#### [Saved entries]
++++++++++++++++++++
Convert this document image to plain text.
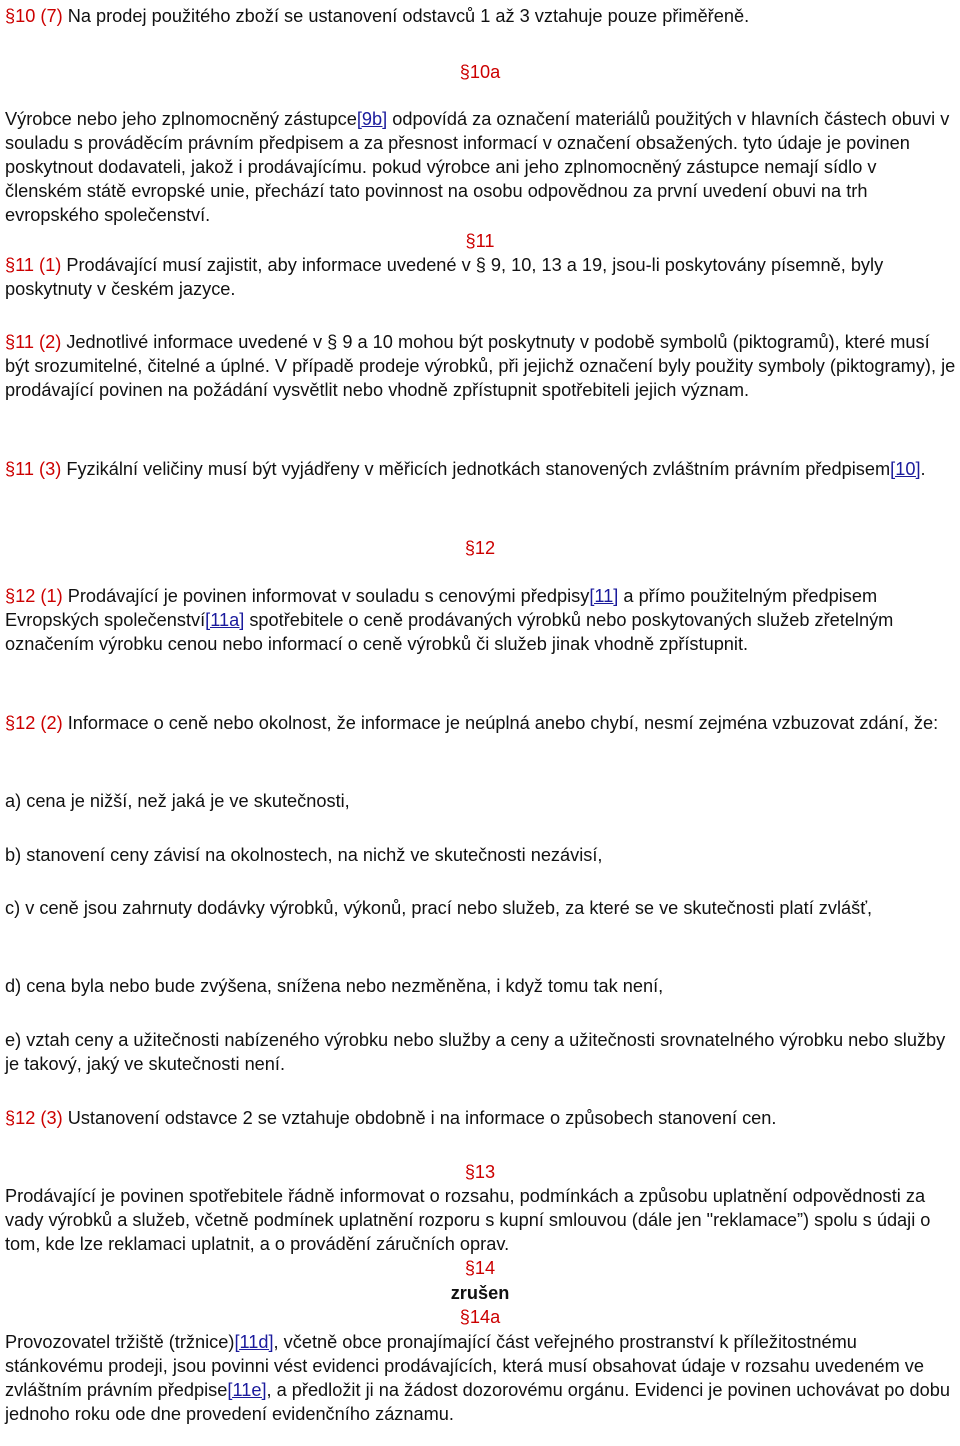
§10 (7) Na prodej použitého zboží se ustanovení odstavců 1 až 3 vztahuje pouze přiměřeně.

§10a

Výrobce nebo jeho zplnomocněný zástupce[9b] odpovídá za označení materiálů použitých v hlavních částech obuvi v souladu s prováděcím právním předpisem a za přesnost informací v označení obsažených. tyto údaje je povinen poskytnout dodavateli, jakož i prodávajícímu. pokud výrobce ani jeho zplnomocněný zástupce nemají sídlo v členském státě evropské unie, přechází tato povinnost na osobu odpovědnou za první uvedení obuvi na trh evropského společenství.

§11

§11 (1) Prodávající musí zajistit, aby informace uvedené v § 9, 10, 13 a 19, jsou-li poskytovány písemně, byly poskytnuty v českém jazyce.

§11 (2) Jednotlivé informace uvedené v § 9 a 10 mohou být poskytnuty v podobě symbolů (piktogramů), které musí být srozumitelné, čitelné a úplné. V případě prodeje výrobků, při jejichž označení byly použity symboly (piktogramy), je prodávající povinen na požádání vysvětlit nebo vhodně zpřístupnit spotřebiteli jejich význam.

§11 (3) Fyzikální veličiny musí být vyjádřeny v měřicích jednotkách stanovených zvláštním právním předpisem[10].

§12

§12 (1) Prodávající je povinen informovat v souladu s cenovými předpisy[11] a přímo použitelným předpisem Evropských společenství[11a] spotřebitele o ceně prodávaných výrobků nebo poskytovaných služeb zřetelným označením výrobku cenou nebo informací o ceně výrobků či služeb jinak vhodně zpřístupnit.

§12 (2) Informace o ceně nebo okolnost, že informace je neúplná anebo chybí, nesmí zejména vzbuzovat zdání, že:

a) cena je nižší, než jaká je ve skutečnosti,

b) stanovení ceny závisí na okolnostech, na nichž ve skutečnosti nezávisí,

c) v ceně jsou zahrnuty dodávky výrobků, výkonů, prací nebo služeb, za které se ve skutečnosti platí zvlášť,

d) cena byla nebo bude zvýšena, snížena nebo nezměněna, i když tomu tak není,

e) vztah ceny a užitečnosti nabízeného výrobku nebo služby a ceny a užitečnosti srovnatelného výrobku nebo služby je takový, jaký ve skutečnosti není.

§12 (3) Ustanovení odstavce 2 se vztahuje obdobně i na informace o způsobech stanovení cen.

§13

Prodávající je povinen spotřebitele řádně informovat o rozsahu, podmínkách a způsobu uplatnění odpovědnosti za vady výrobků a služeb, včetně podmínek uplatnění rozporu s kupní smlouvou (dále jen "reklamace”) spolu s údaji o tom, kde lze reklamaci uplatnit, a o provádění záručních oprav.

§14

zrušen

§14a

Provozovatel tržiště (tržnice)[11d], včetně obce pronajímající část veřejného prostranství k příležitostnému stánkovému prodeji, jsou povinni vést evidenci prodávajících, která musí obsahovat údaje v rozsahu uvedeném ve zvláštním právním předpise[11e], a předložit ji na žádost dozorovému orgánu. Evidenci je povinen uchovávat po dobu jednoho roku ode dne provedení evidenčního záznamu.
++++++++++++++++++++
#### [Stated exercise]
Your task is to collect every line above that contains the word "které".

#### [Answer below]
§11 (2) Jednotlivé informace uvedené v § 9 a 10 mohou být poskytnuty v podobě symbolů (piktogramů), které musí být srozumitelné, čitelné a úplné. V případě prodeje výrobků, při jejichž označení byly použity symboly (piktogramy), je prodávající povinen na požádání vysvětlit nebo vhodně zpřístupnit spotřebiteli jejich význam.
c) v ceně jsou zahrnuty dodávky výrobků, výkonů, prací nebo služeb, za které se ve skutečnosti platí zvlášť,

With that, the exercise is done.